> [WHAT YOU NEED TO DO]: Write out, unchanged, the lines of the records from the line with "524, 1153, 532]" up to and including the line with "636, 479, 649]".

Spatial annotation entries:
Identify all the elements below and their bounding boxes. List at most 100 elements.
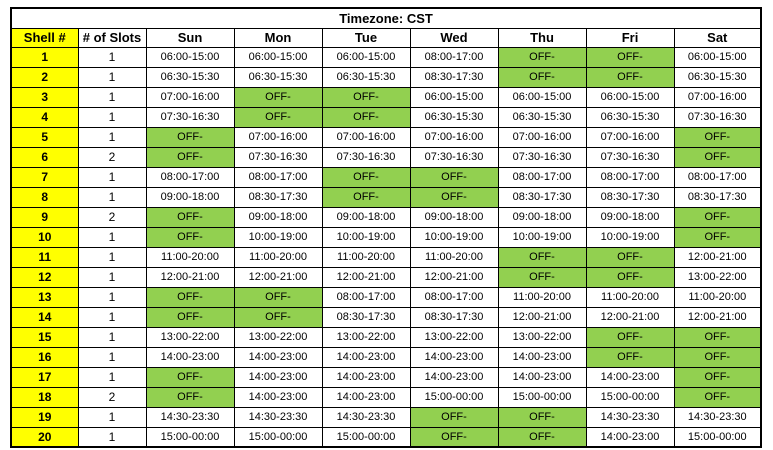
table-title: Timezone: CST xyxy=(10,7,762,29)
off-cell: OFF- xyxy=(585,346,675,368)
off-cell: OFF- xyxy=(145,306,235,328)
shell-number-cell: 2 xyxy=(10,66,79,88)
off-cell: OFF- xyxy=(321,166,411,188)
shift-time-cell: 10:00-19:00 xyxy=(497,226,587,248)
shift-time-cell: 14:00-23:00 xyxy=(321,366,411,388)
shell-number-cell: 17 xyxy=(10,366,79,388)
off-cell: OFF- xyxy=(497,266,587,288)
shift-time-cell: 14:00-23:00 xyxy=(585,426,675,448)
shift-time-cell: 11:00-20:00 xyxy=(585,286,675,308)
off-cell: OFF- xyxy=(673,226,762,248)
shift-time-cell: 14:00-23:00 xyxy=(233,386,323,408)
shift-time-cell: 13:00-22:00 xyxy=(233,326,323,348)
shift-time-cell: 06:00-15:00 xyxy=(409,86,499,108)
shift-time-cell: 09:00-18:00 xyxy=(497,206,587,228)
shell-number-cell: 16 xyxy=(10,346,79,368)
shift-time-cell: 10:00-19:00 xyxy=(233,226,323,248)
shift-time-cell: 07:30-16:30 xyxy=(321,146,411,168)
shift-time-cell: 07:00-16:00 xyxy=(497,126,587,148)
shift-time-cell: 11:00-20:00 xyxy=(145,246,235,268)
table-row: 17 1 OFF- 14:00-23:00 14:00-23:00 14:00-23:00… xyxy=(10,366,762,388)
table-row: 14 1 OFF- OFF- 08:30-17:30 08:30-17:30 12:00-2… xyxy=(10,306,762,328)
shift-time-cell: 07:00-16:00 xyxy=(409,126,499,148)
shift-time-cell: 06:00-15:00 xyxy=(321,46,411,68)
off-cell: OFF- xyxy=(233,86,323,108)
shift-time-cell: 07:00-16:00 xyxy=(673,86,762,108)
shift-time-cell: 06:30-15:30 xyxy=(409,106,499,128)
shift-time-cell: 13:00-22:00 xyxy=(321,326,411,348)
shift-time-cell: 08:30-17:30 xyxy=(233,186,323,208)
off-cell: OFF- xyxy=(409,166,499,188)
shell-number-cell: 19 xyxy=(10,406,79,428)
shift-time-cell: 14:00-23:00 xyxy=(497,366,587,388)
table-row: 11 1 11:00-20:00 11:00-20:00 11:00-20:00 11:0… xyxy=(10,246,762,268)
table-row: 1 1 06:00-15:00 06:00-15:00 06:00-15:00 08:00… xyxy=(10,46,762,68)
shell-number-cell: 20 xyxy=(10,426,79,448)
shell-number-cell: 11 xyxy=(10,246,79,268)
shell-number-cell: 4 xyxy=(10,106,79,128)
table-row: 8 1 09:00-18:00 08:30-17:30 OFF- OFF- 08:30-17… xyxy=(10,186,762,208)
shift-time-cell: 06:30-15:30 xyxy=(497,106,587,128)
off-cell: OFF- xyxy=(497,46,587,68)
shift-time-cell: 08:00-17:00 xyxy=(233,166,323,188)
shift-time-cell: 15:00-00:00 xyxy=(673,426,762,448)
column-header-slots: # of Slots xyxy=(77,27,147,48)
off-cell: OFF- xyxy=(145,366,235,388)
shift-time-cell: 06:30-15:30 xyxy=(585,106,675,128)
shift-time-cell: 14:00-23:00 xyxy=(409,346,499,368)
shift-time-cell: 07:30-16:30 xyxy=(233,146,323,168)
shift-time-cell: 10:00-19:00 xyxy=(409,226,499,248)
table-row: 15 1 13:00-22:00 13:00-22:00 13:00-22:00 13:0… xyxy=(10,326,762,348)
off-cell: OFF- xyxy=(673,146,762,168)
slots-cell: 1 xyxy=(77,126,147,148)
shift-time-cell: 14:30-23:30 xyxy=(585,406,675,428)
shift-time-cell: 14:00-23:00 xyxy=(585,366,675,388)
off-cell: OFF- xyxy=(585,66,675,88)
schedule-table-body: 1 1 06:00-15:00 06:00-15:00 06:00-15:00 08:00… xyxy=(10,46,762,448)
shift-time-cell: 12:00-21:00 xyxy=(585,306,675,328)
shift-time-cell: 10:00-19:00 xyxy=(585,226,675,248)
shift-time-cell: 14:30-23:30 xyxy=(321,406,411,428)
shift-time-cell: 06:00-15:00 xyxy=(145,46,235,68)
shell-number-cell: 1 xyxy=(10,46,79,68)
slots-cell: 1 xyxy=(77,246,147,268)
column-header-shell: Shell # xyxy=(10,27,79,48)
off-cell: OFF- xyxy=(233,106,323,128)
shift-time-cell: 08:00-17:00 xyxy=(409,46,499,68)
shift-time-cell: 06:30-15:30 xyxy=(145,66,235,88)
shift-time-cell: 09:00-18:00 xyxy=(409,206,499,228)
shift-time-cell: 11:00-20:00 xyxy=(409,246,499,268)
table-row: 3 1 07:00-16:00 OFF- OFF- 06:00-15:00 06:00-15… xyxy=(10,86,762,108)
shell-number-cell: 12 xyxy=(10,266,79,288)
shift-time-cell: 08:00-17:00 xyxy=(585,166,675,188)
shift-time-cell: 11:00-20:00 xyxy=(497,286,587,308)
slots-cell: 1 xyxy=(77,326,147,348)
shift-time-cell: 06:30-15:30 xyxy=(233,66,323,88)
shift-time-cell: 08:30-17:30 xyxy=(585,186,675,208)
slots-cell: 1 xyxy=(77,226,147,248)
slots-cell: 2 xyxy=(77,386,147,408)
off-cell: OFF- xyxy=(673,346,762,368)
column-header-tue: Tue xyxy=(321,27,411,48)
shift-time-cell: 15:00-00:00 xyxy=(497,386,587,408)
off-cell: OFF- xyxy=(585,326,675,348)
shift-time-cell: 07:30-16:30 xyxy=(497,146,587,168)
slots-cell: 1 xyxy=(77,306,147,328)
shift-time-cell: 07:30-16:30 xyxy=(585,146,675,168)
shift-time-cell: 06:30-15:30 xyxy=(673,66,762,88)
off-cell: OFF- xyxy=(321,106,411,128)
shift-time-cell: 14:30-23:30 xyxy=(673,406,762,428)
off-cell: OFF- xyxy=(673,366,762,388)
shift-time-cell: 12:00-21:00 xyxy=(145,266,235,288)
shift-time-cell: 12:00-21:00 xyxy=(233,266,323,288)
shift-time-cell: 06:00-15:00 xyxy=(673,46,762,68)
shift-time-cell: 14:00-23:00 xyxy=(145,346,235,368)
shift-time-cell: 14:30-23:30 xyxy=(145,406,235,428)
shift-time-cell: 14:30-23:30 xyxy=(233,406,323,428)
table-header-row: Shell # # of Slots Sun Mon Tue Wed Thu F… xyxy=(10,27,762,48)
slots-cell: 1 xyxy=(77,166,147,188)
slots-cell: 1 xyxy=(77,366,147,388)
shift-time-cell: 12:00-21:00 xyxy=(497,306,587,328)
off-cell: OFF- xyxy=(497,66,587,88)
off-cell: OFF- xyxy=(145,286,235,308)
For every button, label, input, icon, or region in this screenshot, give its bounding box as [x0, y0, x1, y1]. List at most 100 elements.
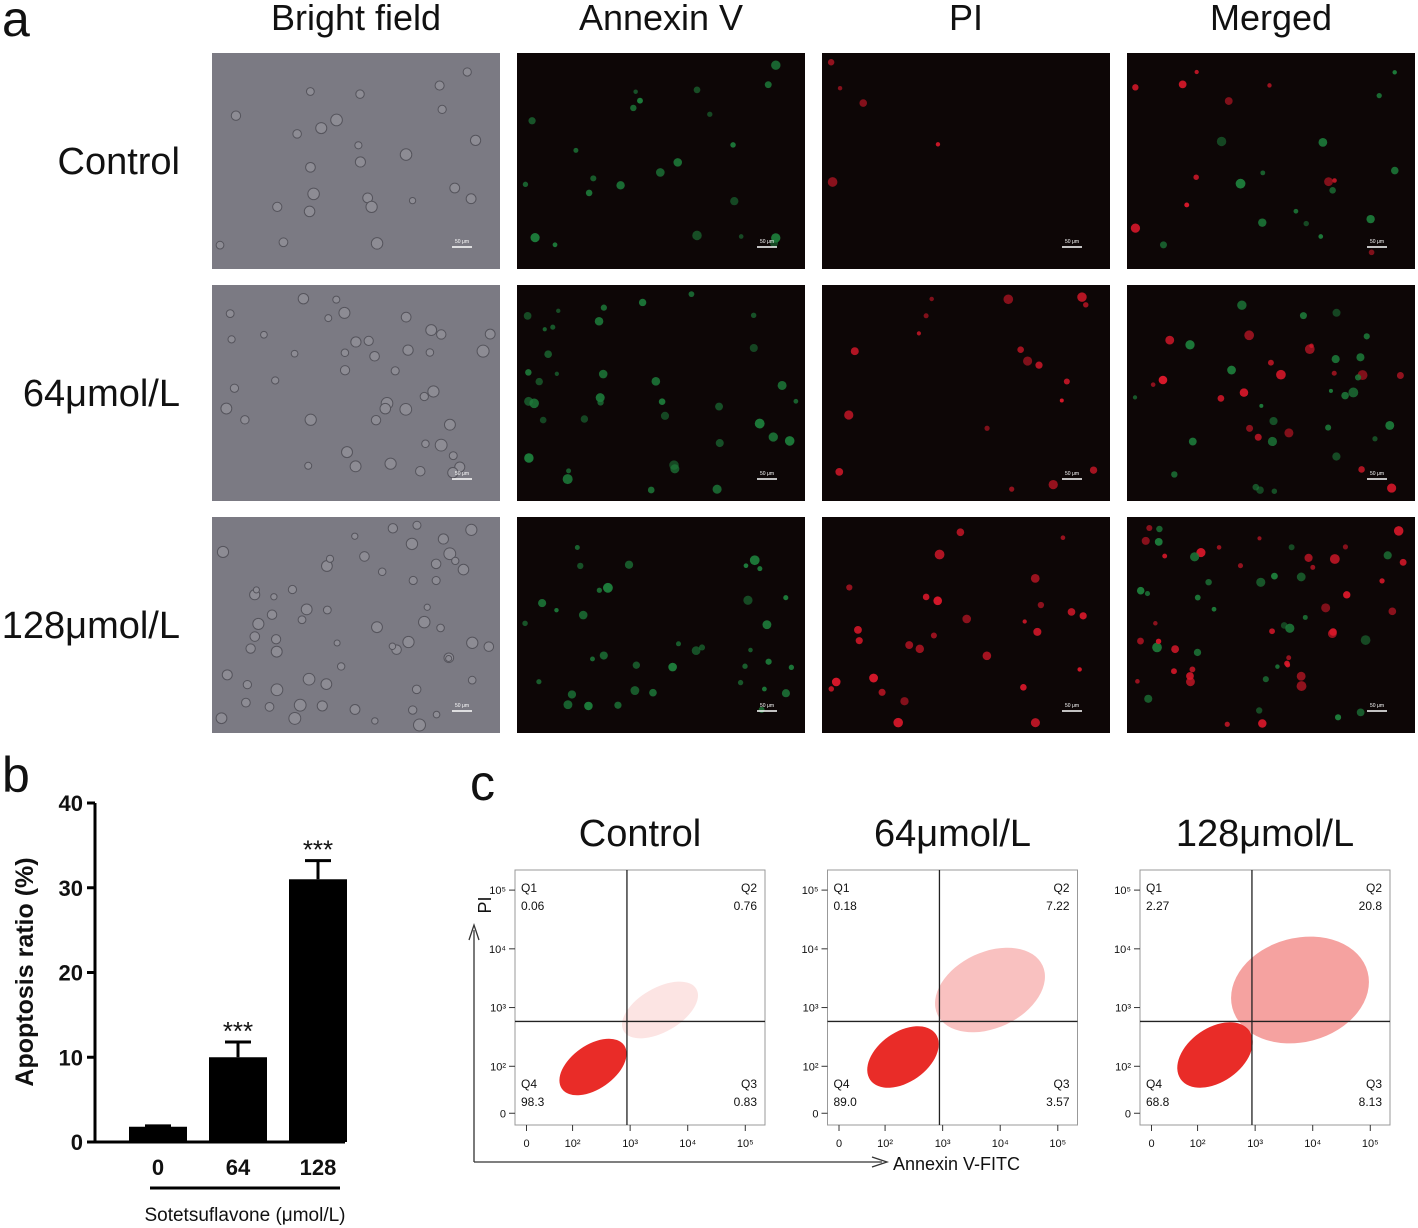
cell	[1146, 524, 1153, 532]
cell	[1144, 694, 1153, 703]
scale-bar-label: 50 μm	[455, 471, 469, 477]
cell	[1224, 97, 1233, 105]
quadrant-value: 68.8	[1146, 1095, 1170, 1109]
cell	[762, 620, 772, 630]
cell	[743, 563, 749, 569]
image-frame	[822, 285, 1110, 501]
cell	[466, 636, 479, 649]
cell	[577, 562, 584, 570]
scale-bar-label: 50 μm	[760, 239, 774, 245]
cell	[462, 67, 472, 77]
cell	[1275, 664, 1280, 669]
quadrant-name: Q1	[521, 881, 537, 895]
quadrant-value: 0.83	[734, 1095, 758, 1109]
plot-title: 128μmol/L	[1176, 813, 1354, 855]
plot-title: 64μmol/L	[874, 813, 1031, 855]
cell	[566, 468, 572, 474]
x-tick-label: 64	[226, 1155, 251, 1180]
cell	[1252, 483, 1260, 491]
cell	[1342, 544, 1349, 550]
cell	[260, 330, 268, 339]
cell	[1193, 648, 1202, 657]
cell	[293, 698, 307, 712]
cell	[1321, 603, 1331, 613]
y-tick-label: 10²	[490, 1061, 506, 1073]
cell	[369, 350, 380, 362]
cell	[484, 328, 496, 340]
cell	[528, 117, 536, 125]
cell	[1348, 387, 1359, 398]
cell	[1159, 241, 1167, 249]
scale-bar-label: 50 μm	[1065, 703, 1079, 709]
cell	[1079, 612, 1087, 620]
cell	[1135, 679, 1140, 684]
cell	[1286, 655, 1292, 661]
cell	[1048, 479, 1058, 490]
plot-frame	[1139, 869, 1391, 1126]
cell	[387, 523, 399, 534]
cell	[437, 533, 449, 545]
cell	[371, 621, 383, 634]
cell	[827, 177, 838, 187]
cell	[1150, 382, 1156, 387]
cell	[698, 644, 706, 651]
cell	[844, 410, 854, 420]
cell	[691, 646, 701, 655]
y-tick-label: 30	[59, 876, 83, 901]
cell	[1156, 525, 1163, 533]
x-axis-label: Sotetsuflavone (μmol/L)	[144, 1205, 345, 1226]
error-bar	[225, 1040, 251, 1058]
scale-bar-label: 50 μm	[1370, 703, 1384, 709]
cell	[738, 234, 744, 239]
cell	[982, 651, 992, 661]
cell	[465, 523, 478, 536]
cell	[929, 296, 934, 302]
quadrant-value: 98.3	[521, 1095, 545, 1109]
cell	[523, 312, 532, 320]
cell	[1017, 346, 1024, 354]
cell	[1285, 623, 1295, 633]
image-frame	[517, 285, 805, 501]
cell	[764, 81, 772, 89]
cell	[1391, 166, 1399, 175]
column-header: Bright field	[271, 0, 441, 38]
cell	[436, 329, 447, 340]
cell	[1332, 452, 1341, 461]
image-frame	[822, 53, 1110, 269]
cell	[1216, 136, 1227, 147]
cell	[1310, 564, 1316, 570]
cell	[1205, 578, 1212, 586]
cell	[355, 89, 365, 99]
cell	[1267, 436, 1278, 447]
cell	[320, 678, 333, 690]
cell	[715, 439, 724, 448]
cell	[339, 365, 351, 376]
micrograph: 50 μm	[517, 53, 805, 269]
cell	[270, 683, 284, 697]
cell	[1132, 395, 1138, 400]
x-tick-label: 0	[523, 1138, 529, 1150]
cell	[370, 237, 384, 250]
cell	[430, 558, 442, 570]
cell	[1257, 536, 1262, 541]
cell	[1194, 594, 1201, 601]
significance: ***	[303, 835, 333, 865]
y-tick-label: 10³	[1115, 1003, 1131, 1015]
flow-x-label: Annexin V-FITC	[893, 1154, 1020, 1174]
cell	[1077, 292, 1087, 302]
y-tick-label: 10³	[803, 1003, 819, 1015]
quadrant-name: Q2	[1366, 881, 1382, 895]
cell	[1137, 637, 1144, 645]
cell	[554, 371, 559, 376]
cell	[673, 158, 683, 167]
cell	[1190, 552, 1200, 562]
cell	[408, 575, 418, 586]
y-tick-label: 10⁴	[489, 944, 506, 956]
cell	[737, 679, 744, 686]
cell	[336, 662, 346, 671]
cell	[590, 656, 595, 662]
cell	[1334, 714, 1342, 721]
cell	[765, 658, 772, 665]
cell	[1267, 359, 1274, 366]
scale-bar-label: 50 μm	[1065, 471, 1079, 477]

> [OUTPUT BELOW]:
cell	[1146, 524, 1153, 532]
cell	[1144, 694, 1153, 703]
scale-bar-label: 50 μm	[455, 471, 469, 477]
cell	[1224, 97, 1233, 105]
quadrant-value: 68.8	[1146, 1095, 1170, 1109]
cell	[762, 620, 772, 630]
cell	[743, 563, 749, 569]
image-frame	[822, 285, 1110, 501]
cell	[466, 636, 479, 649]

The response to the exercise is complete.